WRITTEN TASK 1:
Please replace "plan view" with "top view" in the listing from its start through the line containing "The yoke 13 is at (423, 573).". Return that stretch with nothing else altered.

TEXT BLOCK:
□ □ □

Web Scraping with Rust: reqwest + scraper Crate Tutorial (2026)

Mar 28, 2026 · guide · #rust, #web-scraping, #reqwest, #scraper, #html, #proxies, #tutorial

If you’ve done web scraping in Python, moving to Rust feels like switching from a Swiss Army knife to a purpose-built tool:

performance and low memory overhead
type safety (fewer “NoneType has no attribute” surprises)
excellent async support for high-concurrency crawlers

This tutorial shows a practical baseline for web scraping with Rust using:

reqwest for HTTP
scraper for CSS selector parsing
a simple retry strategy
optional proxy support

We’ll build a scraper that:

fetches HTML with timeouts
parses items from a page using CSS selectors
follows pagination
exports JSONL

Add a reliable proxy layer when your Rust scraper scales

Rust makes your scraper fast and correct — but networks still fail. ProxiesAPI can provide a stable proxy layer (rotation, retries, geo) so your reqwest client can keep moving with fewer code changes.

Get 1,000 free API calls View pricing

Project setup

Create a new project:

cargo new rust_scraper
cd rust_scraper

Add dependencies in Cargo.toml:

[dependencies]
reqwest = { version = "0.12", features = ["json", "gzip", "brotli", "deflate", "rustls-tls"] }
scraper = "0.20"
serde = { version = "1", features = ["derive"] }
serde_json = "1"
tokio = { version = "1", features = ["macros", "rt-multi-thread", "time"] }
anyhow = "1"

Step 1: Build an HTTP client with timeouts

A common beginner mistake is to use the default client with no timeout.

A scraper without timeouts will eventually hang.

□ □ □

[Stored data entries]
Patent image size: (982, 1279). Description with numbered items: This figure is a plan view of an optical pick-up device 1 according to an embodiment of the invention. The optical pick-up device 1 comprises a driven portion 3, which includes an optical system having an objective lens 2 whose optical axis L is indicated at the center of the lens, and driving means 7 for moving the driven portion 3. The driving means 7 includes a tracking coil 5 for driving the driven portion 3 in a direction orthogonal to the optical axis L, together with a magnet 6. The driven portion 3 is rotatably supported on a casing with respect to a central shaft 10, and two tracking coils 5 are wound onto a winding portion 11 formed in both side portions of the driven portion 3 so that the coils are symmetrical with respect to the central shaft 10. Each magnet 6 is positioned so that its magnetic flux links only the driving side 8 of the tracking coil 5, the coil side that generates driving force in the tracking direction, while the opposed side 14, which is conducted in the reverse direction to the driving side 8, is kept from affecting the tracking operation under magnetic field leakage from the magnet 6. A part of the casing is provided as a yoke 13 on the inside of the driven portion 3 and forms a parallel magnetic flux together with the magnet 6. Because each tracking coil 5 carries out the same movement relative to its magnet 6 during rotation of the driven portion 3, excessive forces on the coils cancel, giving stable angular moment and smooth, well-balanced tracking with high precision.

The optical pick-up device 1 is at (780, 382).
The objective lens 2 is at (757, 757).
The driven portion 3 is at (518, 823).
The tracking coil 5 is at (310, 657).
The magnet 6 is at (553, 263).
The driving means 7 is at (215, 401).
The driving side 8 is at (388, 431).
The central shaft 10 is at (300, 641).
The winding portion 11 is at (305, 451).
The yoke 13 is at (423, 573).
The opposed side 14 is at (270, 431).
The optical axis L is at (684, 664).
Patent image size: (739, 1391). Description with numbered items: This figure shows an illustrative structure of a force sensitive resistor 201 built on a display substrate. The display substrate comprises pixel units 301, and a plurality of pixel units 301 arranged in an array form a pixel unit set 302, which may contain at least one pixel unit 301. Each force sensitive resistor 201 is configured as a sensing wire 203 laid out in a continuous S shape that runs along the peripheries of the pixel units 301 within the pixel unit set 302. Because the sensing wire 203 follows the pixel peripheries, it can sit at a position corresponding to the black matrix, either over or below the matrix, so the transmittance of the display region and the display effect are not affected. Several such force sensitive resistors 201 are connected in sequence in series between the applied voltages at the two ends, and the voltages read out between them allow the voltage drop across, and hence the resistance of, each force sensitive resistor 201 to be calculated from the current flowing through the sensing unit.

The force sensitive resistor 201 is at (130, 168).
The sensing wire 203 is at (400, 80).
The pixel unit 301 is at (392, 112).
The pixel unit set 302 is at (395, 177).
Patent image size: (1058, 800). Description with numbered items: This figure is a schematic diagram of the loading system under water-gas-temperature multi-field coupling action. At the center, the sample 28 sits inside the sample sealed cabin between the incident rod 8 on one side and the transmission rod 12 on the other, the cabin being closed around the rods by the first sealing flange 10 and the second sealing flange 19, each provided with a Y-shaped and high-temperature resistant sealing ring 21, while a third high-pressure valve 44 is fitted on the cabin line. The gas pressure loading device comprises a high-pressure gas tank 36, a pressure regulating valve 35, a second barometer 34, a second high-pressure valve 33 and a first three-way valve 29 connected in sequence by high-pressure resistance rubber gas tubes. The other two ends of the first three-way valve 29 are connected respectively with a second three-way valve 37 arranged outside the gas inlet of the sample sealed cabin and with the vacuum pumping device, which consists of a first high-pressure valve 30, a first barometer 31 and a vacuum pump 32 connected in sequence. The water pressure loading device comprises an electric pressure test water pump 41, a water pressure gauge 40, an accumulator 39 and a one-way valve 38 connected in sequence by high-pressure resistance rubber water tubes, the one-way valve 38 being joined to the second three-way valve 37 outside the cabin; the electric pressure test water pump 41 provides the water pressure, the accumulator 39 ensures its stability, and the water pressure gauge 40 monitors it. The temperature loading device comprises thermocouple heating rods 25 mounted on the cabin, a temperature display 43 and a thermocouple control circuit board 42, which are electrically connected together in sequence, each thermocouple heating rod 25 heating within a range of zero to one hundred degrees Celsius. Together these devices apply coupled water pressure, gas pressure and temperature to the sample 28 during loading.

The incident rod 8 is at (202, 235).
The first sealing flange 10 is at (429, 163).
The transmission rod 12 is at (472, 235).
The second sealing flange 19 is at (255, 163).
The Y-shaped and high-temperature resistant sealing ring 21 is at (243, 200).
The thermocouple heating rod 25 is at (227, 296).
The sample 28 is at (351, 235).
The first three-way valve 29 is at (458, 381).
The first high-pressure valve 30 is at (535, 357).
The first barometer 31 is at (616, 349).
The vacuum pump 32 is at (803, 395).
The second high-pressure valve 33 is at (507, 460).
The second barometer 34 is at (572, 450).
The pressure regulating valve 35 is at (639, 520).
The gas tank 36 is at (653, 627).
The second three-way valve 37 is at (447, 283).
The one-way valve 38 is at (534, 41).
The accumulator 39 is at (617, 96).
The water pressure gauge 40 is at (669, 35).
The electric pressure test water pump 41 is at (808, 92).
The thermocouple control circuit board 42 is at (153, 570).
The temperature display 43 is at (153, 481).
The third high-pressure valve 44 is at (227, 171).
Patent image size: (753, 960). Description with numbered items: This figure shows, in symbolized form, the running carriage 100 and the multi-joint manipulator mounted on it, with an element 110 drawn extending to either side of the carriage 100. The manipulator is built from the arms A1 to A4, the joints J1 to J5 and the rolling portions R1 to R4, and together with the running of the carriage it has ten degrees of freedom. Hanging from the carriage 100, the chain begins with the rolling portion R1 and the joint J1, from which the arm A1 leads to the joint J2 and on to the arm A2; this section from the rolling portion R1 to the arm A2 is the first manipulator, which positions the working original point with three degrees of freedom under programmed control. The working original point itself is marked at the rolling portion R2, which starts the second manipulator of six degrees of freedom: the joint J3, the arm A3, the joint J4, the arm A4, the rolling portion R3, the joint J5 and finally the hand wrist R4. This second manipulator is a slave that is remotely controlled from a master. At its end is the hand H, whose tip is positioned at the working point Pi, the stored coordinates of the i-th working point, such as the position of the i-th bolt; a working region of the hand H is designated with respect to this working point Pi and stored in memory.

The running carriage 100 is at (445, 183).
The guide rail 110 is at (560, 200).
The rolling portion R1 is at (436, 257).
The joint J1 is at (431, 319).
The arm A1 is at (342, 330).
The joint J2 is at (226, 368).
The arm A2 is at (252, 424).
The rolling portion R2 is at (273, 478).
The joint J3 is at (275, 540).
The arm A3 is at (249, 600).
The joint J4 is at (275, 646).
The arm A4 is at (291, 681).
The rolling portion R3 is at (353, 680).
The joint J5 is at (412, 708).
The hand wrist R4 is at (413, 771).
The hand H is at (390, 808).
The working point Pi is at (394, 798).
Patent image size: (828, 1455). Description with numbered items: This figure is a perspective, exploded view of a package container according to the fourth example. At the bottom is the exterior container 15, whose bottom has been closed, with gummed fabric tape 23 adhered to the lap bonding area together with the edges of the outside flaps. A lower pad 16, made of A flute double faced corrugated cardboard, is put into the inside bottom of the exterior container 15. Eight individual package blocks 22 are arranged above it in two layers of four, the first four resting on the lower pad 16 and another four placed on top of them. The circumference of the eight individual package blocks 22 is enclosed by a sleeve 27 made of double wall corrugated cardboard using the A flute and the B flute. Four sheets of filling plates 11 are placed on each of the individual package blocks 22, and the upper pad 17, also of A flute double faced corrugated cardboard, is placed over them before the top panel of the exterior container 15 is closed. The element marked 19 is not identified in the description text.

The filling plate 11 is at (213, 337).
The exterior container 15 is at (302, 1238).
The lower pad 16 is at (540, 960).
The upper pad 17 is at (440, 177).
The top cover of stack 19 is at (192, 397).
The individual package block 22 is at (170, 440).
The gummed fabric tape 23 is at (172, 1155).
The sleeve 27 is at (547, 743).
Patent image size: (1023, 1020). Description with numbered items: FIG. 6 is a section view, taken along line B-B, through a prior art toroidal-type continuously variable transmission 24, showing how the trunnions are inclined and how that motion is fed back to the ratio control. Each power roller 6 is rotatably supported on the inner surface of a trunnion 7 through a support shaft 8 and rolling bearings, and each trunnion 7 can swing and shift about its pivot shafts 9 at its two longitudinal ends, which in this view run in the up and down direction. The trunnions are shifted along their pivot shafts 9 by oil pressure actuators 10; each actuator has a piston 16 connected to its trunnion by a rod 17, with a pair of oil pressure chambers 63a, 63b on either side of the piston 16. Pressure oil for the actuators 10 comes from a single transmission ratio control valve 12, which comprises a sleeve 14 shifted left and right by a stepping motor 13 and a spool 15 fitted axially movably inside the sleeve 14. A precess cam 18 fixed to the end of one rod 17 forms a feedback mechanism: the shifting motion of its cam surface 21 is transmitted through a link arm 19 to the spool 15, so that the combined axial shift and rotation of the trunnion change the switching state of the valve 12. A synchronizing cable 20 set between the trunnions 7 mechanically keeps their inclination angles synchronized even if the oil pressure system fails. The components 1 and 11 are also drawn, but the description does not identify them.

□ □ □

WRITTEN TASK 2:
Answer these on the Rust web scraping tutorial:
(a) Which crate does it use for CSS selector parsing?
(b) What version of reqwest does its Cargo.toml list?
(c) What does it say a scraper without timeouts will eventually do?

OUTPUT 1:
Patent image size: (982, 1279). Description with numbered items: This figure is a top view of an optical pick-up device 1 according to an embodiment of the invention. The optical pick-up device 1 comprises a driven portion 3, which includes an optical system having an objective lens 2 whose optical axis L is indicated at the center of the lens, and driving means 7 for moving the driven portion 3. The driving means 7 includes a tracking coil 5 for driving the driven portion 3 in a direction orthogonal to the optical axis L, together with a magnet 6. The driven portion 3 is rotatably supported on a casing with respect to a central shaft 10, and two tracking coils 5 are wound onto a winding portion 11 formed in both side portions of the driven portion 3 so that the coils are symmetrical with respect to the central shaft 10. Each magnet 6 is positioned so that its magnetic flux links only the driving side 8 of the tracking coil 5, the coil side that generates driving force in the tracking direction, while the opposed side 14, which is conducted in the reverse direction to the driving side 8, is kept from affecting the tracking operation under magnetic field leakage from the magnet 6. A part of the casing is provided as a yoke 13 on the inside of the driven portion 3 and forms a parallel magnetic flux together with the magnet 6. Because each tracking coil 5 carries out the same movement relative to its magnet 6 during rotation of the driven portion 3, excessive forces on the coils cancel, giving stable angular moment and smooth, well-balanced tracking with high precision.

The optical pick-up device 1 is at (780, 382).
The objective lens 2 is at (757, 757).
The driven portion 3 is at (518, 823).
The tracking coil 5 is at (310, 657).
The magnet 6 is at (553, 263).
The driving means 7 is at (215, 401).
The driving side 8 is at (388, 431).
The central shaft 10 is at (300, 641).
The winding portion 11 is at (305, 451).
The yoke 13 is at (423, 573).

OUTPUT 2:
(a) scraper
(b) 0.12
(c) Hang